Extract provided:
I use it for repair work where I know there are some stains that don't scrub out. I would never try to shoot a whole house with it. I also just put it over 500 SF of wood paneling this week on a recommendation from other members. No bleed through at all. The knots bled right through the latex primer.


----------



## TNTRenovate

JackP23 said:


> Eggshell sucks!!! I try to educate my clients about the fact that you really can't touch it up. They usually come around.
> 
> It makes everything look like a subway restaurant!! :sad::sad::sad:
> 
> 
> __________
> Mike


Eggshell is about all I use, never had a problem touching it up.


----------



## blacktop

JackP23 said:


> Eggshell sucks!!! I try to educate my clients about the fact that you really can't touch it up. They usually come around.
> 
> It makes everything look like a subway restaurant!! :sad::sad::sad:
> 
> 
> __________
> Mike


Sherwin Williams ?


----------



## hdavis

TNTSERVICES said:


> Eggshell is about all I use, never had a problem touching it up.


He's probably using a different paint AND primer, or at least a different primer.


----------



## 66 Shelby

TNTSERVICES said:


> Eggshell is about all I use, never had a problem touching it up.


What brand of Eggshell are you using?


----------



## JackP23

blacktop said:


> Sherwin Williams ?


Raking light.....Sherwin Williams.....doesn't matter....I see it...don't you? :laughing:

I like the way the millwork stands out with a matte or flat....guess it's just personal preference.

_____
Mike


----------



## EricBrancard

JackP23 said:


> Raking light.....Sherwin Williams.....doesn't matter....I see it...don't you? :laughing:
> 
> I like the way the millwork stands out with a matte or flat....guess it's just personal preference.
> 
> _____
> Mike


I do as well. I use mostly flats on walls with some matte finish. Pearl/satin on the millwork. I like a nice "glow" from the woodwork to stand off the flat of the wall as opposed to everything looking like it could stand up to a powerwash.


----------



## CarpenterSFO

Most common for me is eggshell on the ceiling, matte or flat on the walls, semi-gloss on the millwork.


----------



## JackP23

EricBrancard said:


> I do as well. I use mostly flats on walls with some matte finish. Pearl/satin on the millwork. I like a nice "glow" from the woodwork to stand off the flat of the wall as opposed to everything looking like it could stand up to a powerwash.

Stored rows:
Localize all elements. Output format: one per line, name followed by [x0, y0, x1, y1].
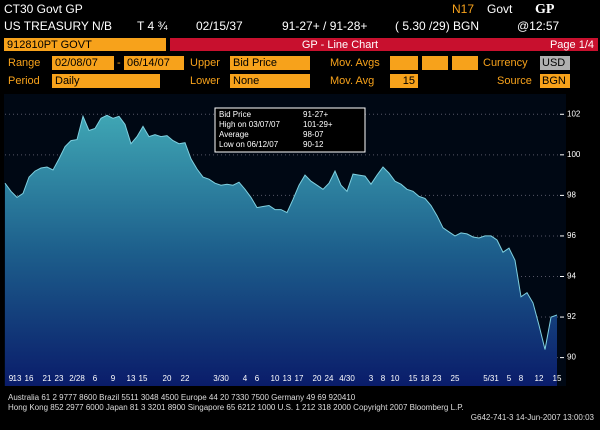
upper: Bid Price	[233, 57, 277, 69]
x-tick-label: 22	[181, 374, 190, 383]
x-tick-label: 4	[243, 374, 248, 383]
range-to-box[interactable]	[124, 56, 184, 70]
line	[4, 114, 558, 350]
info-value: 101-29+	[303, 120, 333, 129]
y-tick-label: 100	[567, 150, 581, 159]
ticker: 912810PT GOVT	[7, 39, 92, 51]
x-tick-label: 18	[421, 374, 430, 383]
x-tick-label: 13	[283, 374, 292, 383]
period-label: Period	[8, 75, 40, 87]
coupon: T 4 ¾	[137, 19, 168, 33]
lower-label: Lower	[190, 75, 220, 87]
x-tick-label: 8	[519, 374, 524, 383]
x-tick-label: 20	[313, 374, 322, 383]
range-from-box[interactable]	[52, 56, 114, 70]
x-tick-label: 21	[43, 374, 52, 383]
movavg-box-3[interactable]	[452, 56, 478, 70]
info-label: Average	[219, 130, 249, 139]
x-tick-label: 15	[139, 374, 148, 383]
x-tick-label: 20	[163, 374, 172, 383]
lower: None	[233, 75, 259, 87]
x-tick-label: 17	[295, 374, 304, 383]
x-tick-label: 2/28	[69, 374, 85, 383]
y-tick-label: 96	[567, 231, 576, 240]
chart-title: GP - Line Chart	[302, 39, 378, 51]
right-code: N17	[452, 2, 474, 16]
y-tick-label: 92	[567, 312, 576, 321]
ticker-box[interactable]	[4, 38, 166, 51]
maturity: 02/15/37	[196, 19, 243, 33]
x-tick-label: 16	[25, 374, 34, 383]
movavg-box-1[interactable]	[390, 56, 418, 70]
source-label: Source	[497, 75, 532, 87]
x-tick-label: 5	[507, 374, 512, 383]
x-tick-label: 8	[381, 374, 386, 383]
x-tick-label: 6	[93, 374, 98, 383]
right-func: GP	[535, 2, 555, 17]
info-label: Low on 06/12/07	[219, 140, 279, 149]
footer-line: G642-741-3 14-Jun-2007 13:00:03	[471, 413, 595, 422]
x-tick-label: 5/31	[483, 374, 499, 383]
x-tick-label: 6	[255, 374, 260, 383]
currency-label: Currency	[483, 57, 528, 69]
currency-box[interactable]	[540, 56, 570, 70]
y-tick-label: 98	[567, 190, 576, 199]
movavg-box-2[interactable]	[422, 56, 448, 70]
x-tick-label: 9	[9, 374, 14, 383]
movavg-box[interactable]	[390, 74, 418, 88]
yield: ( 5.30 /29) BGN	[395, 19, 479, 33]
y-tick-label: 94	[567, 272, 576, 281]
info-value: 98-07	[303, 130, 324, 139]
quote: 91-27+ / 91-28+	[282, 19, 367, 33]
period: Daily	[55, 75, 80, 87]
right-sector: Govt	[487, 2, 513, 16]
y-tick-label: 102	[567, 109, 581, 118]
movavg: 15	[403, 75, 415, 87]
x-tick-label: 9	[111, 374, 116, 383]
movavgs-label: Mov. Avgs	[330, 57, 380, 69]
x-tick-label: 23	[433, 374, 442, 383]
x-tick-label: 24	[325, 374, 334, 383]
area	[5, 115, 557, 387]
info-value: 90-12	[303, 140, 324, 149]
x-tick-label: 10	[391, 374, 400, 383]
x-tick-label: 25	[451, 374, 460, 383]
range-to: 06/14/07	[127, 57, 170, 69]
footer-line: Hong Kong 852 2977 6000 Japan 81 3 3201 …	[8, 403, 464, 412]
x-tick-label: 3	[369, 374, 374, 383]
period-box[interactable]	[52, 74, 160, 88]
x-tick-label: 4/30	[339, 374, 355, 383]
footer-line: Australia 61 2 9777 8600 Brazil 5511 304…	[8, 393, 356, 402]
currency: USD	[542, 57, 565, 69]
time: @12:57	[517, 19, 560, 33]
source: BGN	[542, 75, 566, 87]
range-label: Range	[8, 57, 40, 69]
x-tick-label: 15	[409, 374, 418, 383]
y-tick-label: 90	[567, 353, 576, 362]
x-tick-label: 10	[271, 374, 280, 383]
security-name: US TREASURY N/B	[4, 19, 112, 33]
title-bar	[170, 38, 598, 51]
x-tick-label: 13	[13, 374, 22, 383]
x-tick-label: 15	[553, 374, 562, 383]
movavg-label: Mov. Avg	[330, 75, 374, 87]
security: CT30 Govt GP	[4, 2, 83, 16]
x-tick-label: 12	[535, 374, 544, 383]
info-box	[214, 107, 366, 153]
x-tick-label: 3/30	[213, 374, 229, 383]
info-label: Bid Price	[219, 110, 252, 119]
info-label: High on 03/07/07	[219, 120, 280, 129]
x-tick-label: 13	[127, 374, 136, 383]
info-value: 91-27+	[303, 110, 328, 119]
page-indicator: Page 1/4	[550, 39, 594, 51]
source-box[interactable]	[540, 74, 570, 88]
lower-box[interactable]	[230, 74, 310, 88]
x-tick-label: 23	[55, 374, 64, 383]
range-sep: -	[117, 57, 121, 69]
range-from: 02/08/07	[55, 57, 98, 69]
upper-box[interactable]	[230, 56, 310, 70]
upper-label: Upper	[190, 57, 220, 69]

What to do:
A. In the forum thread on paint finishes, which finish does CarpenterSFO most commonly put on the ceiling?
B. Copy out, word for word, the part of the forum thread on paint finishes that opens with the words containing "I use it for" and closes with "the latex primer.".

Answers for the exercise:
A. Eggshell.

B.
I use it for repair work where I know there are some stains that don't scrub out. I would never try to shoot a whole house with it. I also just put it over 500 SF of wood paneling this week on a recommendation from other members. No bleed through at all. The knots bled right through the latex primer.